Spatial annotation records
::::::::
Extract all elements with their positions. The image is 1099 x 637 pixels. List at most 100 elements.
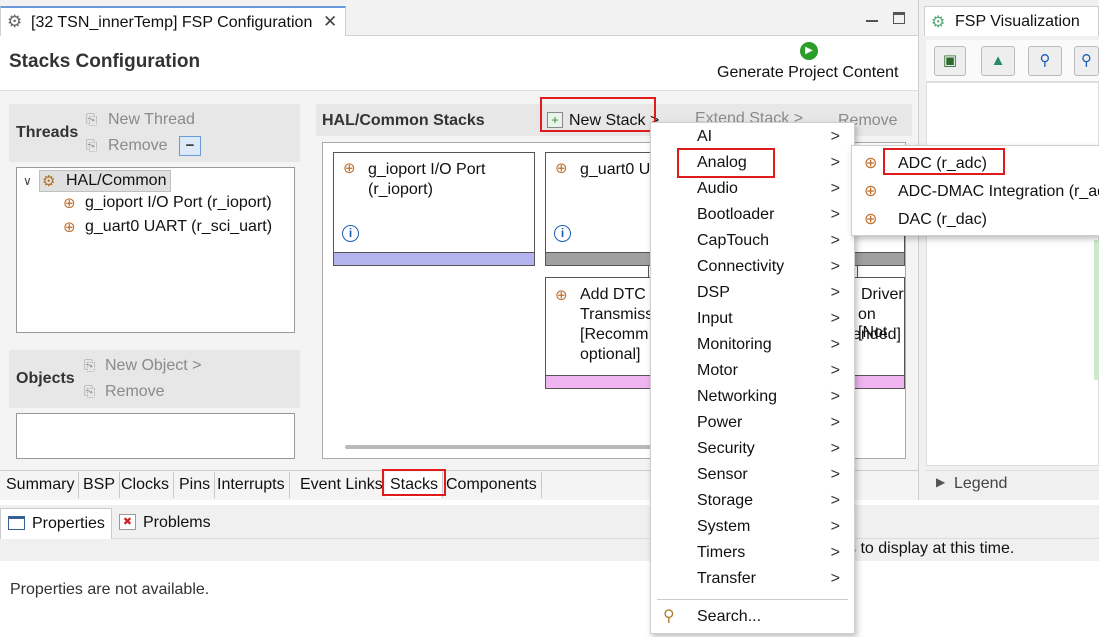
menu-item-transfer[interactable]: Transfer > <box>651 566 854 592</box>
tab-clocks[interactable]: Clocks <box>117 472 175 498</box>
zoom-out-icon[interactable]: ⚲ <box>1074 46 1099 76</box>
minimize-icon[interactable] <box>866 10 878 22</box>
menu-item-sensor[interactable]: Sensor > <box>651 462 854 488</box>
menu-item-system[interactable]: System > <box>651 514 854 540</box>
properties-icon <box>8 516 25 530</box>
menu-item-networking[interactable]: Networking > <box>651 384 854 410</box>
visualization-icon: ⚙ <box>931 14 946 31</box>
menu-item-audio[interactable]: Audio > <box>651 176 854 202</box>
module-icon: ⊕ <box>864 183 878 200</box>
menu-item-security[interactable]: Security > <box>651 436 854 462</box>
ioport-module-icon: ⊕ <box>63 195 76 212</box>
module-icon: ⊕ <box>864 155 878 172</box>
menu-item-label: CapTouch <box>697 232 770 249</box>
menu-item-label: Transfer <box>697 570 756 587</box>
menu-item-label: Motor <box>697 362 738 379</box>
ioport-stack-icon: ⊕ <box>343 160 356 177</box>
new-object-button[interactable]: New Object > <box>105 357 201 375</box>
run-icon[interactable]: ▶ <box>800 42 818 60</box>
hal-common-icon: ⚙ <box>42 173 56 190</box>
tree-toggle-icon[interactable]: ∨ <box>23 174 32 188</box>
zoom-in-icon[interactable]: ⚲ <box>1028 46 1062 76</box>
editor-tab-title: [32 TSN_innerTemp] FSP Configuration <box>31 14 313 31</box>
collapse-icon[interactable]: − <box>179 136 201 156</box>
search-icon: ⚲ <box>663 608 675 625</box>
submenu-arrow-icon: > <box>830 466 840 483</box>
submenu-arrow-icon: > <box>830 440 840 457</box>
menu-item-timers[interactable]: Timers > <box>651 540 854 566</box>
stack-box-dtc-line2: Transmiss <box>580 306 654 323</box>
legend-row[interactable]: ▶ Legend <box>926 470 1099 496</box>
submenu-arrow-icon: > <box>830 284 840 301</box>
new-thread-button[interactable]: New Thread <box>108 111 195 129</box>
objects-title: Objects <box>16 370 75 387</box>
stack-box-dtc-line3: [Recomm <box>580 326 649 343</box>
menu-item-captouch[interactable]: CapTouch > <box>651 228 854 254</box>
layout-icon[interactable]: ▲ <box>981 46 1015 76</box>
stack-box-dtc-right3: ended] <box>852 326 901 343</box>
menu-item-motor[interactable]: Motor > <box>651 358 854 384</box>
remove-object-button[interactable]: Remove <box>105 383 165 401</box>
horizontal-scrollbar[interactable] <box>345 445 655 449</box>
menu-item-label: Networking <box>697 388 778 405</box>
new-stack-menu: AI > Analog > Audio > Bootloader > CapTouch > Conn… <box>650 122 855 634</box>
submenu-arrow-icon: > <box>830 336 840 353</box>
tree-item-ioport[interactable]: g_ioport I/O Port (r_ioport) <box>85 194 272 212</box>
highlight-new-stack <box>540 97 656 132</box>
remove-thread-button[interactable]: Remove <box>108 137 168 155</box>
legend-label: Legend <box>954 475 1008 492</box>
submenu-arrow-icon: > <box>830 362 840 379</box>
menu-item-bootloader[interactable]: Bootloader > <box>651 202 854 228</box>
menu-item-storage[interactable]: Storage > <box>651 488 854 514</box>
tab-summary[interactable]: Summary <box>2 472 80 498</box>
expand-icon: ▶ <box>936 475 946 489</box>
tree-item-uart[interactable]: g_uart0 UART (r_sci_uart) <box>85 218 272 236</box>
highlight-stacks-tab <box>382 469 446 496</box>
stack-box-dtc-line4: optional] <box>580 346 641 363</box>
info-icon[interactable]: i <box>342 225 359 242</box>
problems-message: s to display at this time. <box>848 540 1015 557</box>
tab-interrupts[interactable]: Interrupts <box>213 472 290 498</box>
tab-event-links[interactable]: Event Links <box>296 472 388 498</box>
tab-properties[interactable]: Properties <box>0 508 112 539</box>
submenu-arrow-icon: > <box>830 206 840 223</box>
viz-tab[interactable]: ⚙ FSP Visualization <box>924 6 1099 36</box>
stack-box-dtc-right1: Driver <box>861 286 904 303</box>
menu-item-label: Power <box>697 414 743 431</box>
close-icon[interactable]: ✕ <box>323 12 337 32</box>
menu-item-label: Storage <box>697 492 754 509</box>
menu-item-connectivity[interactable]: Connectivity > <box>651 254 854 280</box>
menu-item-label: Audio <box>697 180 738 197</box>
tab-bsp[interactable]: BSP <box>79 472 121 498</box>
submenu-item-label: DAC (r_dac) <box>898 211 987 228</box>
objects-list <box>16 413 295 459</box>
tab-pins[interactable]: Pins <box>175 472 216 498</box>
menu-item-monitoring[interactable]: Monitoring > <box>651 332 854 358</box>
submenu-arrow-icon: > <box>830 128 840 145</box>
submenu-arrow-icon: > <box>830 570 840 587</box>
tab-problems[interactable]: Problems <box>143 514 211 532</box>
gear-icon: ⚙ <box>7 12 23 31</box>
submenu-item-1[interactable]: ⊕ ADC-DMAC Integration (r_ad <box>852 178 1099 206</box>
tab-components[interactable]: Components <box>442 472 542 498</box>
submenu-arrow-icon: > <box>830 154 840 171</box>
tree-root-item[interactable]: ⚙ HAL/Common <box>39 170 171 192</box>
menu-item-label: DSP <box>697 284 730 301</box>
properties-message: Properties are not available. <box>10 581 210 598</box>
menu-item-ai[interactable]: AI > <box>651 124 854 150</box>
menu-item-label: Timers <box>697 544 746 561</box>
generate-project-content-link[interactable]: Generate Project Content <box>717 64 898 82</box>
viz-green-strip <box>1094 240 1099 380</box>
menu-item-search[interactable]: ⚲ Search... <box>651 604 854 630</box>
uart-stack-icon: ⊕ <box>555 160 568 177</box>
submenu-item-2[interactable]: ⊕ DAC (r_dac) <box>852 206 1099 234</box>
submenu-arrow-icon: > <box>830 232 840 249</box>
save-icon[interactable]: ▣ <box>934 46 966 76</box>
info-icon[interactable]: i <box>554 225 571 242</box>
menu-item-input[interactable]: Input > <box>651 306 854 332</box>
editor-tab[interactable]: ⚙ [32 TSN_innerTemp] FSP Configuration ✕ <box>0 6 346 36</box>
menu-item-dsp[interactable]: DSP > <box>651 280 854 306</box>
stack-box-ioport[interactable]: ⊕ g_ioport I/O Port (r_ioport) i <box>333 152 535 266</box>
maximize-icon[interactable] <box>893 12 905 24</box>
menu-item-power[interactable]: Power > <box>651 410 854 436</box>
::::::::
- _Exercise prompt_: Please quote the records starting with the line containing "menu-item-transfer[interactable]: Transfer >" and going on through the line containing "minimize-icon[interactable] <box>866 10", word for word.

- _The completed task_:
menu-item-transfer[interactable]: Transfer > <box>651 566 854 592</box>
tab-clocks[interactable]: Clocks <box>117 472 175 498</box>
zoom-out-icon[interactable]: ⚲ <box>1074 46 1099 76</box>
minimize-icon[interactable] <box>866 10 878 22</box>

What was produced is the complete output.